## Begin Data provided

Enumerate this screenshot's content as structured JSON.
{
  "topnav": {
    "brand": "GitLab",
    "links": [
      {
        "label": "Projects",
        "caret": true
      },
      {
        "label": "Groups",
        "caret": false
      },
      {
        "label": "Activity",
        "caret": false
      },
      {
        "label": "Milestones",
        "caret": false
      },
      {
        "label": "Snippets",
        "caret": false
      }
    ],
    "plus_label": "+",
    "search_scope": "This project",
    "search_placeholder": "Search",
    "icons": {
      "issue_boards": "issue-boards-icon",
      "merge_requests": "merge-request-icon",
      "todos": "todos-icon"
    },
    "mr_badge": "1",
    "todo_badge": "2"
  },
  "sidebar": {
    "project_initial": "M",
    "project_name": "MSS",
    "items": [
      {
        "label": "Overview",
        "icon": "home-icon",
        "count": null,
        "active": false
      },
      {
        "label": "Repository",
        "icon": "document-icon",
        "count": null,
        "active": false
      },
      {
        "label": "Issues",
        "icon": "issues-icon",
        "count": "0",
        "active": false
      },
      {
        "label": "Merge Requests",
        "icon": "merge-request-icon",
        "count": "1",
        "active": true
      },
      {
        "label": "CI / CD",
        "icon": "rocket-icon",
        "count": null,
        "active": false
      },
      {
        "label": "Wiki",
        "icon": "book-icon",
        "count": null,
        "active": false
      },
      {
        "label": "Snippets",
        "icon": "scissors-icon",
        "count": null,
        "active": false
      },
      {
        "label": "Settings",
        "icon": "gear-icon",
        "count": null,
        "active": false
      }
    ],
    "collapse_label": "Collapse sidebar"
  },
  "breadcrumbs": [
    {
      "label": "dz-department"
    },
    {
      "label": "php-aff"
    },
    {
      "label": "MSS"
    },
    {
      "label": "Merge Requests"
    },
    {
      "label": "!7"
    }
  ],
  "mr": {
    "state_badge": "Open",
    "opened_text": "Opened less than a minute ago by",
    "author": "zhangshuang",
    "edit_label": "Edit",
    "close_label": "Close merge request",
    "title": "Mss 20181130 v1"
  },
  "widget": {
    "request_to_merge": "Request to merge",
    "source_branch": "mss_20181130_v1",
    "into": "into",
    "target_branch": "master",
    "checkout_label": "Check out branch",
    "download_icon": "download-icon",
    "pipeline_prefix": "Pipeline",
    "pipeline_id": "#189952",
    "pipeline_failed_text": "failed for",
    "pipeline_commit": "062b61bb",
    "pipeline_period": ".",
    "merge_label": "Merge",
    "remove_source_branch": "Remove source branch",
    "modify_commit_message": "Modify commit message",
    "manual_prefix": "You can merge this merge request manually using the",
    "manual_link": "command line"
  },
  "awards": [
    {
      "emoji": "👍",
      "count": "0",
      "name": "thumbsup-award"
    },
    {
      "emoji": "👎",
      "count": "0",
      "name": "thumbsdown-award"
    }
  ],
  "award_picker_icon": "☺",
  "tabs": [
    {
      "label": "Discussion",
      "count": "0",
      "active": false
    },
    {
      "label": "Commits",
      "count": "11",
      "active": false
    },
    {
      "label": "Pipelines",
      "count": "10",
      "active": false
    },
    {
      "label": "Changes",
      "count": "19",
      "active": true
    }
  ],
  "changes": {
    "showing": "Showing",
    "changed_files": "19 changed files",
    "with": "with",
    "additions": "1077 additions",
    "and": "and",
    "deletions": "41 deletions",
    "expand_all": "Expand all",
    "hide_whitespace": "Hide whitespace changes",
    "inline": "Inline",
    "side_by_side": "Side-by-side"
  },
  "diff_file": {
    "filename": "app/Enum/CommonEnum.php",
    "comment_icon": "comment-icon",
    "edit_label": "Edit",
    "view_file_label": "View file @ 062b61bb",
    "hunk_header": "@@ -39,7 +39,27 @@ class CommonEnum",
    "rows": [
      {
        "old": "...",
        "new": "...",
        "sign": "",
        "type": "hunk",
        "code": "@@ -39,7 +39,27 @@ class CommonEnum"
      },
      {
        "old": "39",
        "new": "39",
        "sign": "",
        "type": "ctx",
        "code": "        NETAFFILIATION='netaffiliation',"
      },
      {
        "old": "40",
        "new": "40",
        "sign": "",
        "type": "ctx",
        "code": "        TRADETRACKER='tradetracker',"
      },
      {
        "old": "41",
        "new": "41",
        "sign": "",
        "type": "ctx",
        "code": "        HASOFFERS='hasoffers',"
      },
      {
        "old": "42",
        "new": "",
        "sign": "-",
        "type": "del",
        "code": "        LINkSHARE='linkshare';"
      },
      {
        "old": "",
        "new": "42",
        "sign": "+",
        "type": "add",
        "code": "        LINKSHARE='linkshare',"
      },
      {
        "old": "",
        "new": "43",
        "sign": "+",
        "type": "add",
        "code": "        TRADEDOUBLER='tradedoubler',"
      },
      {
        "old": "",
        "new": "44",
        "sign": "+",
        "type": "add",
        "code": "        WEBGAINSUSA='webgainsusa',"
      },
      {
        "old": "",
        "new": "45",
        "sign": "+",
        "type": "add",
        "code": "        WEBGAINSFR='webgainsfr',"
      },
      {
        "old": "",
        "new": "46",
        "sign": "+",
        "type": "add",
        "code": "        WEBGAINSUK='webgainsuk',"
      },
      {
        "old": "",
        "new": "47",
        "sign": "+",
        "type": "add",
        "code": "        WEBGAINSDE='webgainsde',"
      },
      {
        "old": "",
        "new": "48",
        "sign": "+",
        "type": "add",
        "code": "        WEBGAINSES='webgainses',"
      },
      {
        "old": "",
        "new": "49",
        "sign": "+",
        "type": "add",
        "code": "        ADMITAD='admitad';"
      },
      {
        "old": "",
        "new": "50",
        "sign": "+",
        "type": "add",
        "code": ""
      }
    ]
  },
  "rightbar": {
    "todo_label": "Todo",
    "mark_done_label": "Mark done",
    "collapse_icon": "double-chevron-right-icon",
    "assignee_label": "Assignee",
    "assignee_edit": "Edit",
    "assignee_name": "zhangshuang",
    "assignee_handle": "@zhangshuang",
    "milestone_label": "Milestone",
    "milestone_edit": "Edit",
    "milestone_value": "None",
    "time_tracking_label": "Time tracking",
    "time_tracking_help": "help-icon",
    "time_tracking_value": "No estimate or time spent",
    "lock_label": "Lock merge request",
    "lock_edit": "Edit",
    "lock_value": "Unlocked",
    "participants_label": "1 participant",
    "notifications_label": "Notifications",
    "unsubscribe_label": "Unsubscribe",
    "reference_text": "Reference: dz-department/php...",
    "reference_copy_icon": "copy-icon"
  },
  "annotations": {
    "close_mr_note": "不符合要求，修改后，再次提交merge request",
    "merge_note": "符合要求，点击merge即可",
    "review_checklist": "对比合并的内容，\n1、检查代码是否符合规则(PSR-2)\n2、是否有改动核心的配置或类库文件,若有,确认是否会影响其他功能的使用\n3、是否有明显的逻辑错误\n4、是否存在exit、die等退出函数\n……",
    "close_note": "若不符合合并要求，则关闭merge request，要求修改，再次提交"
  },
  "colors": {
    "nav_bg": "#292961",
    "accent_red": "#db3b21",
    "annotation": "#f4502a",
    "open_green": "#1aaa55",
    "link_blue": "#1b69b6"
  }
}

## End Data provided

Your task is to transcribe the material exactly.

Enumerate this screenshot's content as structured JSON.
{
  "topnav": {
    "brand": "GitLab",
    "links": [
      {
        "label": "Projects",
        "caret": true
      },
      {
        "label": "Groups",
        "caret": false
      },
      {
        "label": "Activity",
        "caret": false
      },
      {
        "label": "Milestones",
        "caret": false
      },
      {
        "label": "Snippets",
        "caret": false
      }
    ],
    "plus_label": "+",
    "search_scope": "This project",
    "search_placeholder": "Search",
    "icons": {
      "issue_boards": "issue-boards-icon",
      "merge_requests": "merge-request-icon",
      "todos": "todos-icon"
    },
    "mr_badge": "1",
    "todo_badge": "2"
  },
  "sidebar": {
    "project_initial": "M",
    "project_name": "MSS",
    "items": [
      {
        "label": "Overview",
        "icon": "home-icon",
        "count": null,
        "active": false
      },
      {
        "label": "Repository",
        "icon": "document-icon",
        "count": null,
        "active": false
      },
      {
        "label": "Issues",
        "icon": "issues-icon",
        "count": "0",
        "active": false
      },
      {
        "label": "Merge Requests",
        "icon": "merge-request-icon",
        "count": "1",
        "active": true
      },
      {
        "label": "CI / CD",
        "icon": "rocket-icon",
        "count": null,
        "active": false
      },
      {
        "label": "Wiki",
        "icon": "book-icon",
        "count": null,
        "active": false
      },
      {
        "label": "Snippets",
        "icon": "scissors-icon",
        "count": null,
        "active": false
      },
      {
        "label": "Settings",
        "icon": "gear-icon",
        "count": null,
        "active": false
      }
    ],
    "collapse_label": "Collapse sidebar"
  },
  "breadcrumbs": [
    {
      "label": "dz-department"
    },
    {
      "label": "php-aff"
    },
    {
      "label": "MSS"
    },
    {
      "label": "Merge Requests"
    },
    {
      "label": "!7"
    }
  ],
  "mr": {
    "state_badge": "Open",
    "opened_text": "Opened less than a minute ago by",
    "author": "zhangshuang",
    "edit_label": "Edit",
    "close_label": "Close merge request",
    "title": "Mss 20181130 v1"
  },
  "widget": {
    "request_to_merge": "Request to merge",
    "source_branch": "mss_20181130_v1",
    "into": "into",
    "target_branch": "master",
    "checkout_label": "Check out branch",
    "download_icon": "download-icon",
    "pipeline_prefix": "Pipeline",
    "pipeline_id": "#189952",
    "pipeline_failed_text": "failed for",
    "pipeline_commit": "062b61bb",
    "pipeline_period": ".",
    "merge_label": "Merge",
    "remove_source_branch": "Remove source branch",
    "modify_commit_message": "Modify commit message",
    "manual_prefix": "You can merge this merge request manually using the",
    "manual_link": "command line"
  },
  "awards": [
    {
      "emoji": "👍",
      "count": "0",
      "name": "thumbsup-award"
    },
    {
      "emoji": "👎",
      "count": "0",
      "name": "thumbsdown-award"
    }
  ],
  "award_picker_icon": "☺",
  "tabs": [
    {
      "label": "Discussion",
      "count": "0",
      "active": false
    },
    {
      "label": "Commits",
      "count": "11",
      "active": false
    },
    {
      "label": "Pipelines",
      "count": "10",
      "active": false
    },
    {
      "label": "Changes",
      "count": "19",
      "active": true
    }
  ],
  "changes": {
    "showing": "Showing",
    "changed_files": "19 changed files",
    "with": "with",
    "additions": "1077 additions",
    "and": "and",
    "deletions": "41 deletions",
    "expand_all": "Expand all",
    "hide_whitespace": "Hide whitespace changes",
    "inline": "Inline",
    "side_by_side": "Side-by-side"
  },
  "diff_file": {
    "filename": "app/Enum/CommonEnum.php",
    "comment_icon": "comment-icon",
    "edit_label": "Edit",
    "view_file_label": "View file @ 062b61bb",
    "hunk_header": "@@ -39,7 +39,27 @@ class CommonEnum",
    "rows": [
      {
        "old": "...",
        "new": "...",
        "sign": "",
        "type": "hunk",
        "code": "@@ -39,7 +39,27 @@ class CommonEnum"
      },
      {
        "old": "39",
        "new": "39",
        "sign": "",
        "type": "ctx",
        "code": "        NETAFFILIATION='netaffiliation',"
      },
      {
        "old": "40",
        "new": "40",
        "sign": "",
        "type": "ctx",
        "code": "        TRADETRACKER='tradetracker',"
      },
      {
        "old": "41",
        "new": "41",
        "sign": "",
        "type": "ctx",
        "code": "        HASOFFERS='hasoffers',"
      },
      {
        "old": "42",
        "new": "",
        "sign": "-",
        "type": "del",
        "code": "        LINkSHARE='linkshare';"
      },
      {
        "old": "",
        "new": "42",
        "sign": "+",
        "type": "add",
        "code": "        LINKSHARE='linkshare',"
      },
      {
        "old": "",
        "new": "43",
        "sign": "+",
        "type": "add",
        "code": "        TRADEDOUBLER='tradedoubler',"
      },
      {
        "old": "",
        "new": "44",
        "sign": "+",
        "type": "add",
        "code": "        WEBGAINSUSA='webgainsusa',"
      },
      {
        "old": "",
        "new": "45",
        "sign": "+",
        "type": "add",
        "code": "        WEBGAINSFR='webgainsfr',"
      },
      {
        "old": "",
        "new": "46",
        "sign": "+",
        "type": "add",
        "code": "        WEBGAINSUK='webgainsuk',"
      },
      {
        "old": "",
        "new": "47",
        "sign": "+",
        "type": "add",
        "code": "        WEBGAINSDE='webgainsde',"
      },
      {
        "old": "",
        "new": "48",
        "sign": "+",
        "type": "add",
        "code": "        WEBGAINSES='webgainses',"
      },
      {
        "old": "",
        "new": "49",
        "sign": "+",
        "type": "add",
        "code": "        ADMITAD='admitad';"
      },
      {
        "old": "",
        "new": "50",
        "sign": "+",
        "type": "add",
        "code": ""
      }
    ]
  },
  "rightbar": {
    "todo_label": "Todo",
    "mark_done_label": "Mark done",
    "collapse_icon": "double-chevron-right-icon",
    "assignee_label": "Assignee",
    "assignee_edit": "Edit",
    "assignee_name": "zhangshuang",
    "assignee_handle": "@zhangshuang",
    "milestone_label": "Milestone",
    "milestone_edit": "Edit",
    "milestone_value": "None",
    "time_tracking_label": "Time tracking",
    "time_tracking_help": "help-icon",
    "time_tracking_value": "No estimate or time spent",
    "lock_label": "Lock merge request",
    "lock_edit": "Edit",
    "lock_value": "Unlocked",
    "participants_label": "1 participant",
    "notifications_label": "Notifications",
    "unsubscribe_label": "Unsubscribe",
    "reference_text": "Reference: dz-department/php...",
    "reference_copy_icon": "copy-icon"
  },
  "annotations": {
    "close_mr_note": "不符合要求，修改后，再次提交merge request",
    "merge_note": "符合要求，点击merge即可",
    "review_checklist": "对比合并的内容，\n1、检查代码是否符合规则(PSR-2)\n2、是否有改动核心的配置或类库文件,若有,确认是否会影响其他功能的使用\n3、是否有明显的逻辑错误\n4、是否存在exit、die等退出函数\n……",
    "close_note": "若不符合合并要求，则关闭merge request，要求修改，再次提交"
  },
  "colors": {
    "nav_bg": "#292961",
    "accent_red": "#db3b21",
    "annotation": "#f4502a",
    "open_green": "#1aaa55",
    "link_blue": "#1b69b6"
  }
}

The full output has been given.